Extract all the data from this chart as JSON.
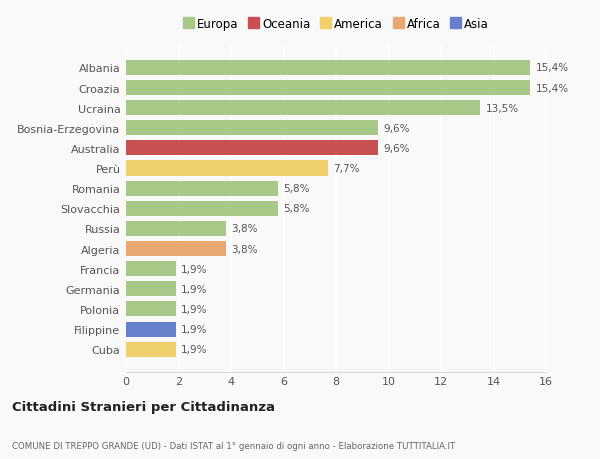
{
  "countries": [
    "Albania",
    "Croazia",
    "Ucraina",
    "Bosnia-Erzegovina",
    "Australia",
    "Perù",
    "Romania",
    "Slovacchia",
    "Russia",
    "Algeria",
    "Francia",
    "Germania",
    "Polonia",
    "Filippine",
    "Cuba"
  ],
  "values": [
    15.4,
    15.4,
    13.5,
    9.6,
    9.6,
    7.7,
    5.8,
    5.8,
    3.8,
    3.8,
    1.9,
    1.9,
    1.9,
    1.9,
    1.9
  ],
  "labels": [
    "15,4%",
    "15,4%",
    "13,5%",
    "9,6%",
    "9,6%",
    "7,7%",
    "5,8%",
    "5,8%",
    "3,8%",
    "3,8%",
    "1,9%",
    "1,9%",
    "1,9%",
    "1,9%",
    "1,9%"
  ],
  "continents": [
    "Europa",
    "Europa",
    "Europa",
    "Europa",
    "Oceania",
    "America",
    "Europa",
    "Europa",
    "Europa",
    "Africa",
    "Europa",
    "Europa",
    "Europa",
    "Asia",
    "America"
  ],
  "continent_colors": {
    "Europa": "#a8c888",
    "Oceania": "#c85050",
    "America": "#f0d06a",
    "Africa": "#e8a870",
    "Asia": "#6680cc"
  },
  "legend_order": [
    "Europa",
    "Oceania",
    "America",
    "Africa",
    "Asia"
  ],
  "title": "Cittadini Stranieri per Cittadinanza",
  "subtitle": "COMUNE DI TREPPO GRANDE (UD) - Dati ISTAT al 1° gennaio di ogni anno - Elaborazione TUTTITALIA.IT",
  "xlim": [
    0,
    16
  ],
  "xticks": [
    0,
    2,
    4,
    6,
    8,
    10,
    12,
    14,
    16
  ],
  "bg_color": "#f9f9f9",
  "grid_color": "#e8e8e8",
  "bar_height": 0.75
}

GIVEN TASK
Considering only the records above, state the number of lines that include the word "America", with nothing added.

RESULT OF THE TASK
4